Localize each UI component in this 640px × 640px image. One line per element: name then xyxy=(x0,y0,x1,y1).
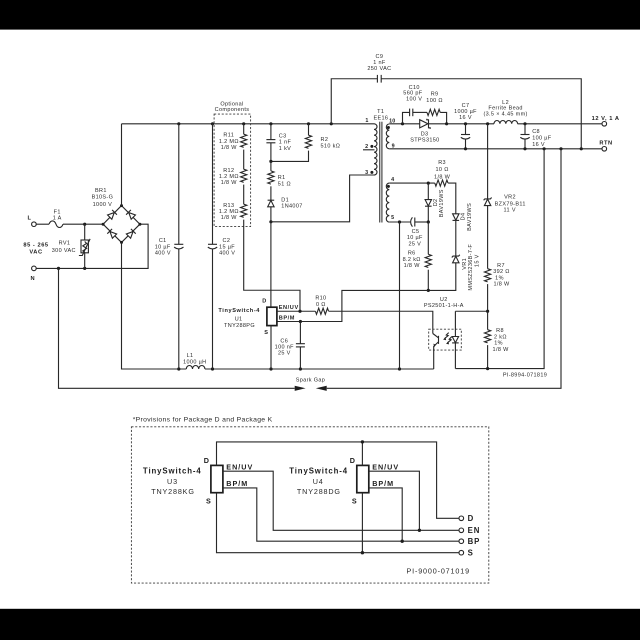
svg-text:U2: U2 xyxy=(440,297,448,303)
svg-text:TNY288KG: TNY288KG xyxy=(151,487,195,496)
svg-text:100 µF: 100 µF xyxy=(532,136,552,142)
svg-text:Components: Components xyxy=(215,107,250,113)
svg-text:400 V: 400 V xyxy=(219,251,235,257)
svg-text:1/8 W: 1/8 W xyxy=(221,145,238,151)
resistor R11 xyxy=(219,133,247,151)
node C6 bottom xyxy=(299,367,302,370)
spark gap arrows xyxy=(295,377,327,391)
svg-text:100 Ω: 100 Ω xyxy=(426,98,443,104)
svg-text:250 VAC: 250 VAC xyxy=(367,66,391,72)
terminal RTN xyxy=(599,140,612,151)
svg-text:1/8 W: 1/8 W xyxy=(221,180,238,186)
node spark gap drop xyxy=(559,147,562,150)
svg-text:R3: R3 xyxy=(438,160,446,166)
node C7 bottom xyxy=(464,147,467,150)
node R8 bottom xyxy=(486,367,489,370)
wire drain node to T1 pin 3 xyxy=(271,175,374,222)
svg-text:1.2 MΩ: 1.2 MΩ xyxy=(219,139,239,145)
svg-text:4: 4 xyxy=(391,177,394,183)
svg-text:S: S xyxy=(206,497,212,506)
svg-text:1 A: 1 A xyxy=(53,215,62,221)
svg-text:BP/M: BP/M xyxy=(226,479,248,488)
svg-text:L1: L1 xyxy=(187,353,194,359)
capacitor C6 xyxy=(275,322,305,370)
bottom letterbox bar xyxy=(0,609,640,640)
diode D4 xyxy=(453,203,474,256)
zener VR2 xyxy=(484,124,526,269)
svg-text:N: N xyxy=(30,276,35,282)
svg-text:TinySwitch-4: TinySwitch-4 xyxy=(143,467,202,476)
node RV1 bottom junction xyxy=(83,267,86,270)
node R11 top xyxy=(242,122,245,125)
terminal S xyxy=(459,549,474,558)
node bias winding return xyxy=(398,367,401,370)
resistor R7 xyxy=(485,263,511,311)
wire R12 to R13 xyxy=(243,185,245,205)
svg-text:16 V: 16 V xyxy=(532,142,545,148)
svg-text:C3: C3 xyxy=(279,134,287,140)
wire bridge bottom to return xyxy=(122,242,187,369)
optocoupler U2 xyxy=(424,297,464,369)
svg-text:2 kΩ: 2 kΩ xyxy=(494,334,507,340)
svg-text:L: L xyxy=(27,216,31,222)
svg-text:C2: C2 xyxy=(223,238,231,244)
svg-text:C1: C1 xyxy=(159,238,167,244)
svg-text:R11: R11 xyxy=(223,133,234,139)
svg-text:TinySwitch-4: TinySwitch-4 xyxy=(218,308,260,314)
svg-text:1.2 MΩ: 1.2 MΩ xyxy=(219,174,239,180)
node D2/C5/R6 junction xyxy=(427,220,430,223)
wire pin5 to return xyxy=(399,222,401,369)
svg-text:TinySwitch-4: TinySwitch-4 xyxy=(289,467,348,476)
svg-text:R7: R7 xyxy=(497,263,505,269)
svg-text:C5: C5 xyxy=(412,229,420,235)
svg-text:(3.5 × 4.45 mm): (3.5 × 4.45 mm) xyxy=(483,112,527,118)
optional components dashed box xyxy=(214,101,251,226)
diode D3 schottky xyxy=(410,119,439,144)
svg-text:25 V: 25 V xyxy=(408,241,421,247)
svg-text:15 V: 15 V xyxy=(475,254,481,267)
svg-text:11 V: 11 V xyxy=(504,208,516,214)
resistor R10 xyxy=(315,296,328,315)
svg-text:EN/UV: EN/UV xyxy=(226,462,253,471)
svg-text:EN/UV: EN/UV xyxy=(279,305,299,311)
svg-text:R13: R13 xyxy=(223,203,234,209)
svg-text:MMSZ5236B-7-F: MMSZ5236B-7-F xyxy=(468,244,474,291)
svg-text:EN/UV: EN/UV xyxy=(372,462,399,471)
node pin10/snubber xyxy=(401,122,404,125)
wire L to fuse xyxy=(36,223,49,225)
node C2 top xyxy=(211,122,214,125)
resistor R1 xyxy=(268,161,291,187)
svg-text:510 kΩ: 510 kΩ xyxy=(321,144,341,150)
svg-text:1000 V: 1000 V xyxy=(93,202,113,208)
terminal BP xyxy=(459,537,480,546)
bridge rectifier BR1 xyxy=(92,188,142,244)
node U4 source xyxy=(361,551,364,554)
svg-text:C6: C6 xyxy=(280,338,288,344)
svg-text:D3: D3 xyxy=(421,131,429,137)
fuse F1 xyxy=(49,209,63,227)
node VR2 top xyxy=(486,122,489,125)
svg-text:BAV19WS: BAV19WS xyxy=(439,189,445,217)
svg-text:TNY288DG: TNY288DG xyxy=(297,487,341,496)
node EN/UV sense junction xyxy=(298,310,301,313)
svg-text:12 V, 1 A: 12 V, 1 A xyxy=(592,116,620,122)
wire L2 to 12V terminal xyxy=(518,123,602,125)
wire D net xyxy=(217,442,459,518)
node C3 top xyxy=(269,122,272,125)
svg-text:BP/M: BP/M xyxy=(372,479,394,488)
terminal L xyxy=(27,216,36,227)
svg-text:25 V: 25 V xyxy=(278,351,291,357)
svg-text:1/8 W: 1/8 W xyxy=(434,174,451,180)
svg-text:51 Ω: 51 Ω xyxy=(278,181,291,187)
wire line-sense to EN/UV xyxy=(244,220,300,312)
svg-text:1 kV: 1 kV xyxy=(279,146,291,152)
svg-text:0 Ω: 0 Ω xyxy=(316,302,326,308)
svg-text:PI-8994-071819: PI-8994-071819 xyxy=(503,372,547,378)
svg-text:BAV19WS: BAV19WS xyxy=(467,203,473,231)
svg-text:100 nF: 100 nF xyxy=(275,345,295,351)
label 85-265 VAC xyxy=(23,242,48,255)
wire rail to R11 xyxy=(243,124,245,134)
varistor RV1 xyxy=(52,224,90,268)
svg-text:PS2501-1-H-A: PS2501-1-H-A xyxy=(424,303,464,309)
svg-text:D: D xyxy=(468,514,475,523)
svg-text:RTN: RTN xyxy=(599,140,612,146)
wire S net xyxy=(217,493,459,553)
svg-text:1N4007: 1N4007 xyxy=(281,204,302,210)
node R6/VR1 junction xyxy=(427,289,430,292)
node drain clamp junction xyxy=(269,220,272,223)
terminal N xyxy=(30,266,36,282)
capacitor C10 + resistor R9 snubber xyxy=(403,85,447,124)
wire LED anode to feedback node xyxy=(455,310,487,312)
node clamp C3/R1 xyxy=(269,160,272,163)
svg-text:D4: D4 xyxy=(461,213,467,221)
node spark drop junction xyxy=(57,267,60,270)
node C1 bottom xyxy=(177,367,180,370)
node C9 left xyxy=(330,122,333,125)
svg-text:2: 2 xyxy=(365,144,368,150)
svg-text:16 V: 16 V xyxy=(459,115,472,121)
svg-text:D: D xyxy=(204,456,210,465)
svg-text:B10S-G: B10S-G xyxy=(92,195,114,201)
svg-text:D: D xyxy=(350,456,356,465)
top letterbox bar xyxy=(0,0,640,30)
resistor R3 xyxy=(434,160,451,186)
wire T1 pin 5 xyxy=(389,221,410,223)
svg-text:1000 µH: 1000 µH xyxy=(183,359,206,365)
wire LED cathode return to RTN xyxy=(455,149,544,369)
svg-text:D1: D1 xyxy=(281,198,289,204)
svg-text:5: 5 xyxy=(391,215,394,221)
wire N line xyxy=(36,224,148,268)
terminal EN xyxy=(459,526,480,535)
svg-text:10 µF: 10 µF xyxy=(155,245,171,251)
inductor L1 xyxy=(183,353,206,369)
svg-text:*Provisions for Package D and: *Provisions for Package D and Package K xyxy=(133,416,273,423)
svg-text:Spark Gap: Spark Gap xyxy=(296,377,325,383)
svg-text:VAC: VAC xyxy=(29,249,42,255)
IC U1 TinySwitch-4 xyxy=(218,299,298,336)
resistor R8 xyxy=(485,311,510,368)
wire R11 to R12 xyxy=(243,150,245,170)
svg-text:400 V: 400 V xyxy=(155,251,171,257)
node opto return drop xyxy=(543,147,546,150)
IC U3 TinySwitch-4 xyxy=(143,456,253,505)
svg-text:1.2 MΩ: 1.2 MΩ xyxy=(219,209,239,215)
svg-text:BP/M: BP/M xyxy=(279,315,295,321)
svg-text:1%: 1% xyxy=(495,275,504,281)
svg-text:U1: U1 xyxy=(235,317,243,323)
transformer T1 xyxy=(363,109,396,222)
wire T1 pin 10 to D3 xyxy=(389,123,419,125)
svg-text:1%: 1% xyxy=(494,341,503,347)
svg-text:1/8 W: 1/8 W xyxy=(404,263,421,269)
svg-text:STPS3150: STPS3150 xyxy=(410,138,439,144)
svg-text:U4: U4 xyxy=(313,477,324,486)
wire R10 to opto collector xyxy=(329,311,433,333)
svg-text:PI-9000-071019: PI-9000-071019 xyxy=(406,566,469,575)
wire fuse to bridge xyxy=(63,223,103,225)
node pin4/D2 junction xyxy=(427,182,430,185)
svg-text:R6: R6 xyxy=(408,250,416,256)
node BP/M junction xyxy=(299,320,302,323)
svg-text:15 µF: 15 µF xyxy=(219,245,235,251)
svg-text:392 Ω: 392 Ω xyxy=(493,269,510,275)
node EN junction xyxy=(418,529,421,532)
wire return line xyxy=(205,368,434,370)
wire EN/UV line xyxy=(277,310,315,312)
wire T1 pin 4 xyxy=(389,182,435,184)
wire U3 EN/UV net xyxy=(223,471,459,530)
svg-text:10 µF: 10 µF xyxy=(407,235,423,241)
wire U4 source xyxy=(361,493,363,553)
svg-text:85 - 265: 85 - 265 xyxy=(23,242,48,248)
svg-text:10 Ω: 10 Ω xyxy=(436,167,449,173)
svg-text:100 V: 100 V xyxy=(406,97,422,103)
node C2 bottom xyxy=(211,367,214,370)
svg-text:1/8 W: 1/8 W xyxy=(493,282,510,288)
svg-text:BP: BP xyxy=(468,537,481,546)
svg-text:8.2 kΩ: 8.2 kΩ xyxy=(403,257,421,263)
svg-text:C7: C7 xyxy=(462,103,470,109)
node pin5/C5 junction xyxy=(398,220,401,223)
node C7 top xyxy=(464,122,467,125)
capacitor C5 xyxy=(407,217,428,247)
terminal D xyxy=(459,514,474,523)
svg-text:F1: F1 xyxy=(54,209,61,215)
dashed box packages xyxy=(131,427,488,583)
wire bias to BP/M xyxy=(277,290,428,321)
wire spark gap left xyxy=(59,268,295,388)
resistor R6 xyxy=(403,222,432,290)
svg-text:R9: R9 xyxy=(431,92,439,98)
wire U4 drain xyxy=(361,442,363,466)
wire DC+ top rail xyxy=(122,123,375,125)
svg-text:EE16: EE16 xyxy=(373,115,388,121)
svg-text:TNY288PG: TNY288PG xyxy=(224,323,255,329)
resistor R2 xyxy=(271,124,340,162)
wire bridge top to DC+ rail xyxy=(121,124,123,206)
node C1 top xyxy=(177,122,180,125)
svg-text:R2: R2 xyxy=(321,137,329,143)
wire 12V output line xyxy=(429,123,495,125)
svg-text:S: S xyxy=(264,330,268,336)
wire drain node to U1 drain xyxy=(270,222,272,307)
svg-text:300 VAC: 300 VAC xyxy=(52,248,76,254)
svg-text:1/8 W: 1/8 W xyxy=(221,215,238,221)
capacitor C8 xyxy=(520,124,552,149)
wire U3 BP/M net xyxy=(223,488,459,541)
node RV1 top junction xyxy=(83,223,86,226)
svg-text:S: S xyxy=(352,497,358,506)
svg-text:VR2: VR2 xyxy=(504,195,516,201)
node feedback R7/R8/LED xyxy=(486,310,489,313)
node snubber right xyxy=(445,122,448,125)
node U4 drain xyxy=(361,440,364,443)
node BP junction xyxy=(401,540,404,543)
svg-text:VR1: VR1 xyxy=(462,258,468,270)
wire R3 to D4 xyxy=(448,183,456,214)
capacitor C1 xyxy=(155,124,184,369)
wire U4 BP/M xyxy=(369,488,402,541)
terminal 12V output xyxy=(592,116,620,126)
svg-text:1/8 W: 1/8 W xyxy=(493,347,510,353)
svg-text:RV1: RV1 xyxy=(59,240,71,246)
svg-text:BR1: BR1 xyxy=(95,188,107,194)
resistor R13 xyxy=(219,203,247,221)
node U1 source xyxy=(269,367,272,370)
capacitor C9 xyxy=(331,54,581,149)
svg-text:T1: T1 xyxy=(377,109,384,115)
svg-text:U3: U3 xyxy=(167,477,178,486)
diode D2 xyxy=(425,183,445,222)
wire U1 source xyxy=(270,326,272,369)
svg-text:R1: R1 xyxy=(278,175,286,181)
node C9 right xyxy=(580,147,583,150)
inductor L2 ferrite bead xyxy=(483,100,527,124)
node C8 top xyxy=(523,122,526,125)
svg-text:C8: C8 xyxy=(532,129,540,135)
svg-text:R8: R8 xyxy=(496,328,504,334)
svg-text:BZX79-B11: BZX79-B11 xyxy=(495,201,526,207)
svg-text:EN: EN xyxy=(468,526,481,535)
svg-text:1000 µF: 1000 µF xyxy=(454,109,477,115)
svg-text:1: 1 xyxy=(365,118,368,124)
svg-text:S: S xyxy=(468,549,474,558)
svg-text:3: 3 xyxy=(365,170,368,176)
IC U4 TinySwitch-4 xyxy=(289,456,399,505)
svg-text:D: D xyxy=(262,299,267,305)
zener VR1 xyxy=(428,244,480,291)
resistor R12 xyxy=(219,168,247,186)
diode D1 xyxy=(268,186,303,222)
svg-text:R10: R10 xyxy=(315,296,326,302)
capacitor C3 xyxy=(266,124,291,162)
capacitor C7 xyxy=(454,103,477,149)
svg-text:1 nF: 1 nF xyxy=(279,140,292,146)
svg-text:R12: R12 xyxy=(223,168,234,174)
node R2 top xyxy=(307,122,310,125)
wire spark gap right xyxy=(327,149,561,388)
wire U4 EN/UV xyxy=(369,471,420,530)
capacitor C2 xyxy=(208,124,235,369)
node C8 bottom xyxy=(523,147,526,150)
wire RTN line from T1 pin 9 xyxy=(389,148,602,150)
:::::
• [STATED TASK]
Switch "node" to "point" in the entries running from the line that contains "svg-text:U2: U2 xyxy=(440,297,448,303)" through the line that contains "node D2/C5/R6 junction xyxy=(427,220,430,223)", and return only those lines with nothing else altered.

• [SOLUTION TO THE EXERCISE]
svg-text:U2: U2 xyxy=(440,297,448,303)
svg-text:TNY288KG: TNY288KG xyxy=(151,487,195,496)
svg-text:100 µF: 100 µF xyxy=(532,136,552,142)
svg-text:Components: Components xyxy=(215,107,250,113)
svg-text:400 V: 400 V xyxy=(219,251,235,257)
svg-text:1/8 W: 1/8 W xyxy=(221,145,238,151)
resistor R11 xyxy=(219,133,247,151)
point C6 bottom xyxy=(299,367,302,370)
spark gap arrows xyxy=(295,377,327,391)
svg-text:100 Ω: 100 Ω xyxy=(426,98,443,104)
svg-text:250 VAC: 250 VAC xyxy=(367,66,391,72)
terminal RTN xyxy=(599,140,612,151)
svg-text:1/8 W: 1/8 W xyxy=(221,180,238,186)
point spark gap drop xyxy=(559,147,562,150)
svg-text:R3: R3 xyxy=(438,160,446,166)
point C7 bottom xyxy=(464,147,467,150)
point R8 bottom xyxy=(486,367,489,370)
wire drain point to T1 pin 3 xyxy=(271,175,374,222)
svg-text:1.2 MΩ: 1.2 MΩ xyxy=(219,139,239,145)
svg-text:4: 4 xyxy=(391,177,394,183)
svg-text:S: S xyxy=(206,497,212,506)
svg-text:1 A: 1 A xyxy=(53,215,62,221)
svg-text:BP/M: BP/M xyxy=(226,479,248,488)
svg-text:L1: L1 xyxy=(187,353,194,359)
capacitor C6 xyxy=(275,322,305,370)
bottom letterbox bar xyxy=(0,609,640,640)
diode D4 xyxy=(453,203,474,256)
zener VR2 xyxy=(484,124,526,269)
svg-text:N: N xyxy=(30,276,35,282)
svg-text:TinySwitch-4: TinySwitch-4 xyxy=(143,467,202,476)
point RV1 bottom junction xyxy=(83,267,86,270)
point R11 top xyxy=(242,122,245,125)
terminal S xyxy=(459,549,474,558)
point bias winding return xyxy=(398,367,401,370)
resistor R7 xyxy=(485,263,511,311)
wire R12 to R13 xyxy=(243,185,245,205)
svg-text:16 V: 16 V xyxy=(532,142,545,148)
svg-text:C3: C3 xyxy=(279,134,287,140)
wire bridge bottom to return xyxy=(122,242,187,369)
optocoupler U2 xyxy=(424,297,464,369)
svg-text:2 kΩ: 2 kΩ xyxy=(494,334,507,340)
svg-text:L: L xyxy=(27,216,31,222)
svg-text:C2: C2 xyxy=(223,238,231,244)
svg-text:C1: C1 xyxy=(159,238,167,244)
svg-text:R11: R11 xyxy=(223,133,234,139)
svg-text:TinySwitch-4: TinySwitch-4 xyxy=(218,308,260,314)
svg-text:1.2 MΩ: 1.2 MΩ xyxy=(219,174,239,180)
point D2/C5/R6 junction xyxy=(427,220,430,223)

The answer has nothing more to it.